## Exercise description
Rewrite the lines from the one containing "slide-title: Mortality for" through the one containing "x-tick-label: 105 bbox=[521, 472, 548, 489]", both included, as a numbered list with any blank lines omitted.

════════════════

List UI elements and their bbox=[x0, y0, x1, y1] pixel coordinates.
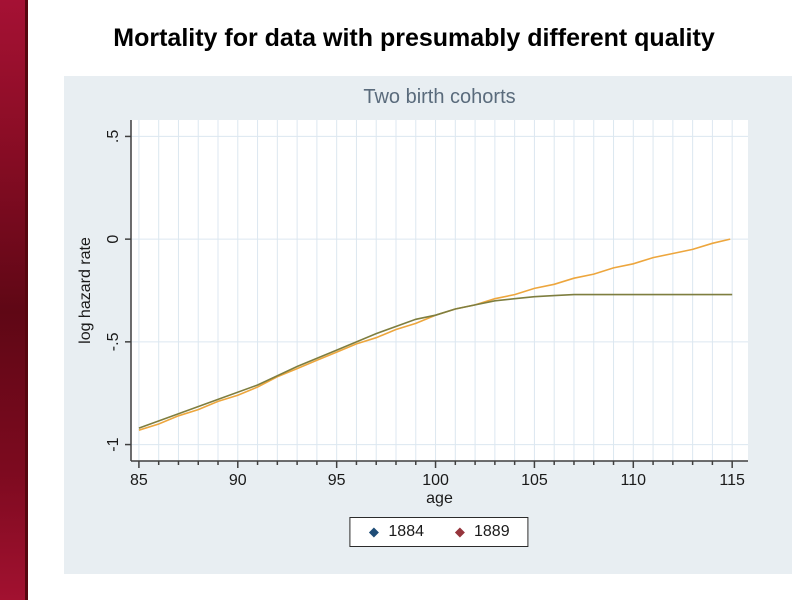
slide-title: Mortality for data with presumably diffe… bbox=[113, 24, 715, 52]
legend-label-1889: 1889 bbox=[474, 523, 510, 540]
x-tick-label: 100 bbox=[422, 472, 449, 489]
x-tick-label: 115 bbox=[719, 472, 745, 489]
chart-panel: 85 90 95 100 105 110 115 .5 0 -.5 -1 age log hazard … bbox=[64, 76, 792, 574]
x-tick-label: 105 bbox=[521, 472, 548, 489]
legend-item-1884: 1884 bbox=[368, 523, 424, 541]
y-tick-label: .5 bbox=[105, 130, 122, 143]
y-axis-title: log hazard rate bbox=[77, 237, 94, 344]
smooth-line-smooth-olive bbox=[138, 293, 733, 429]
legend-label-1884: 1884 bbox=[388, 523, 424, 540]
x-tick-label: 110 bbox=[621, 472, 647, 489]
left-accent-bar bbox=[0, 0, 28, 600]
plot-area bbox=[131, 120, 748, 461]
legend: 1884 1889 bbox=[349, 517, 529, 547]
legend-item-1889: 1889 bbox=[454, 523, 510, 541]
y-tick-label: -1 bbox=[105, 437, 122, 451]
y-tick-label: 0 bbox=[105, 235, 122, 244]
diamond-marker-1889 bbox=[454, 527, 465, 537]
diamond-marker-1884 bbox=[368, 527, 379, 537]
x-tick-label: 95 bbox=[328, 472, 346, 489]
x-tick-label: 90 bbox=[229, 472, 247, 489]
x-tick-label: 85 bbox=[130, 472, 148, 489]
chart-title: Two birth cohorts bbox=[363, 86, 516, 108]
x-axis-title: age bbox=[426, 490, 453, 507]
scatter-plot: 85 90 95 100 105 110 115 .5 0 -.5 -1 age log hazard … bbox=[77, 76, 748, 507]
y-tick-label: -.5 bbox=[105, 332, 122, 351]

════════════════

## Reply to the exercise
1. slide-title: Mortality for data with presumably diffe… bbox=[113, 24, 715, 52]
2. legend-label-1889: 1889 bbox=[474, 523, 510, 540]
3. x-tick-label: 100 bbox=[422, 472, 449, 489]
4. x-tick-label: 115 bbox=[719, 472, 745, 489]
5. chart-panel: 85 90 95 100 105 110 115 .5 0 -.5 -1 age log hazard … bbox=[64, 76, 792, 574]
6. x-tick-label: 105 bbox=[521, 472, 548, 489]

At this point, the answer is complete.